▶ _The task_
Using the data below, determine the number of lines that include the string "游戏结束". Write only that number.

▶ _Records_
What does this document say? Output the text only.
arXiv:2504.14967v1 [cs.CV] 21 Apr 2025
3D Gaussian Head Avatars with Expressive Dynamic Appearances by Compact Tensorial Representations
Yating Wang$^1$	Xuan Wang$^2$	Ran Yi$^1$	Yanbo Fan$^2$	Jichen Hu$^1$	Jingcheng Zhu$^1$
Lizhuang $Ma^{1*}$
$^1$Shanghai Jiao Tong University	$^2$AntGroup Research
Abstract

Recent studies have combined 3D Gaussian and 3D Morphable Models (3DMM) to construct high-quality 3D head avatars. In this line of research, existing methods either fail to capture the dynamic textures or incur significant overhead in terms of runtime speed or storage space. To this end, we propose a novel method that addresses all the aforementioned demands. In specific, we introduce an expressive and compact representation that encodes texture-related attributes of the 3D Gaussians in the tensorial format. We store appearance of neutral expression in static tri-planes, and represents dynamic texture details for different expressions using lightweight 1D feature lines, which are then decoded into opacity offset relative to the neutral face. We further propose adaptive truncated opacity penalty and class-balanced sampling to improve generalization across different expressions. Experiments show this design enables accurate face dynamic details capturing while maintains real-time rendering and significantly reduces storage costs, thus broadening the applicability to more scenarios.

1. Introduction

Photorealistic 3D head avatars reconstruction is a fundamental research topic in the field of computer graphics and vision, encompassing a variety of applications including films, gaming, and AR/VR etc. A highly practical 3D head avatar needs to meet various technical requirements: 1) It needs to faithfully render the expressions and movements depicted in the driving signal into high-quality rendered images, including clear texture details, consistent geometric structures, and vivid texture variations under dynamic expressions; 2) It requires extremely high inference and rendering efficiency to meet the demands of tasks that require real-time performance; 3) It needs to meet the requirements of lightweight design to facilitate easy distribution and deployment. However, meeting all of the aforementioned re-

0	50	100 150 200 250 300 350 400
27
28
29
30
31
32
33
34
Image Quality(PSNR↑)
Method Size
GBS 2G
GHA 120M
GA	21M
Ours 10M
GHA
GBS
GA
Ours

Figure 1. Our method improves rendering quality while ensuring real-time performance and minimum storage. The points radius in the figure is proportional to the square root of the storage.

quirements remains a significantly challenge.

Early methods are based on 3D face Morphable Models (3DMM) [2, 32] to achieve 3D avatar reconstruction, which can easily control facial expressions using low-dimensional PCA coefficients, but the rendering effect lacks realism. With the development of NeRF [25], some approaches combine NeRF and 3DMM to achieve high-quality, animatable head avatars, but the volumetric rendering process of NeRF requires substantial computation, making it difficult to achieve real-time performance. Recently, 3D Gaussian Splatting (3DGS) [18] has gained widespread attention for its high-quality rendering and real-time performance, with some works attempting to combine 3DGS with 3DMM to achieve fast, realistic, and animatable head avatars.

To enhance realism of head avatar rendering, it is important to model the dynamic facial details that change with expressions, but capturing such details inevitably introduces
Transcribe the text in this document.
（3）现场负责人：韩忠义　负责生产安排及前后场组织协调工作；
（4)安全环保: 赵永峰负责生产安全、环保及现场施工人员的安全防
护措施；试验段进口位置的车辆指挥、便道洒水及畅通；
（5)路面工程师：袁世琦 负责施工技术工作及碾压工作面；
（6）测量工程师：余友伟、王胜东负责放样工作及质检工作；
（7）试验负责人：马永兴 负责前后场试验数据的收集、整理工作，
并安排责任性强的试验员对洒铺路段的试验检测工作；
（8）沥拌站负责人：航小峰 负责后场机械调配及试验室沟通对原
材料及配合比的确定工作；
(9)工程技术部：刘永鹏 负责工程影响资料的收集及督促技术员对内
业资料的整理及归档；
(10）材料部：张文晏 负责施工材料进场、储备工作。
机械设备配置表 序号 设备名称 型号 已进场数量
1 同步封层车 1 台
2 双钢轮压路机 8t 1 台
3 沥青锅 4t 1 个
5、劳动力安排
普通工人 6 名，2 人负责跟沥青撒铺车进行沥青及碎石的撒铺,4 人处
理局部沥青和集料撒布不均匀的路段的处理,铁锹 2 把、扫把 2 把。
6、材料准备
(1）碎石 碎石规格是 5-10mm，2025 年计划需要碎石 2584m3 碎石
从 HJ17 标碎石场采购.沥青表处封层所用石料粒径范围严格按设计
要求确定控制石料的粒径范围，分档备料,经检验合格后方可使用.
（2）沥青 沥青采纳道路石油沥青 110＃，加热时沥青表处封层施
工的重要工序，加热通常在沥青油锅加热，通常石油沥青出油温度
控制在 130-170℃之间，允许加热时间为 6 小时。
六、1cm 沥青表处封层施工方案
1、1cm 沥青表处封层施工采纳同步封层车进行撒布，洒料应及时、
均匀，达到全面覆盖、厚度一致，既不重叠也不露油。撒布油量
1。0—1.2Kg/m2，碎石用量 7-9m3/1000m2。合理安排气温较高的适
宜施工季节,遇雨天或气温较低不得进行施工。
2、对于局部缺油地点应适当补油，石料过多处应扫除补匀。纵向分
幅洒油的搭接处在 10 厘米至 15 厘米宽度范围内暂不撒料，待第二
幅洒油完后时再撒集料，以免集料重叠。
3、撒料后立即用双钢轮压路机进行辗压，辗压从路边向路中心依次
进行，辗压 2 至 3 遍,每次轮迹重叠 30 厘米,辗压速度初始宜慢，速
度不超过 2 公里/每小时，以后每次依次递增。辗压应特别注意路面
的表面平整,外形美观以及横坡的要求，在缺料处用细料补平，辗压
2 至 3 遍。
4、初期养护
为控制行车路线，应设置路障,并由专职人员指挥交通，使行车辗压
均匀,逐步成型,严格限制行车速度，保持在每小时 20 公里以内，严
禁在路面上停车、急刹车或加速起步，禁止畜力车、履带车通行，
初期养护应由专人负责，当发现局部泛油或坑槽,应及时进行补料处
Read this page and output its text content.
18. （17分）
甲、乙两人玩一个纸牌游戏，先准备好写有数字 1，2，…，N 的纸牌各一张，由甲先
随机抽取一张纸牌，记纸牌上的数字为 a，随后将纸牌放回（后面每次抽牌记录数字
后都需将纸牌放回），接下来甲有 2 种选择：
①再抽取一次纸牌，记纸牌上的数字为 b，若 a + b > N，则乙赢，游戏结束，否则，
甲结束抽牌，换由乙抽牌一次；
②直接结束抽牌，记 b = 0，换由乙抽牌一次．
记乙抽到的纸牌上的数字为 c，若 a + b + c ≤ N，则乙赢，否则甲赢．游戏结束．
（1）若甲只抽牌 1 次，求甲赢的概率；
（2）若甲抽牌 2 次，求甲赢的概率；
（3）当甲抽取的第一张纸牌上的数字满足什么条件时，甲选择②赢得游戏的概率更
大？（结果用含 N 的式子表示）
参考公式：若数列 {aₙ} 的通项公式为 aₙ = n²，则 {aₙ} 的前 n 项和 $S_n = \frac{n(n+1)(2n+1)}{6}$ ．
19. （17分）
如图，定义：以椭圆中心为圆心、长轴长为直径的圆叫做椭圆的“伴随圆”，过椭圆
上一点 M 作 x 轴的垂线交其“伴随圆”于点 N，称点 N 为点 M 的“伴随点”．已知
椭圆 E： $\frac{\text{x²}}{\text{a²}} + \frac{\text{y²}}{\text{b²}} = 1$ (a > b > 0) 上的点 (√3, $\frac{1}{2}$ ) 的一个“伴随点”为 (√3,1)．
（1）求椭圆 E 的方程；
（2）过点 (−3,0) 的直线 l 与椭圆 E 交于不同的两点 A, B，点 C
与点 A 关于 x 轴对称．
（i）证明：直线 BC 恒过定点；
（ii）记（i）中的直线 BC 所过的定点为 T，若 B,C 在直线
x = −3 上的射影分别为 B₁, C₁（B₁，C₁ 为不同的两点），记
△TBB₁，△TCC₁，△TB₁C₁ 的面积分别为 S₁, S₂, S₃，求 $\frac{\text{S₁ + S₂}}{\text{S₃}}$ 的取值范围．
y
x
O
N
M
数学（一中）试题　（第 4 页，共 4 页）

▶ _Task result_
2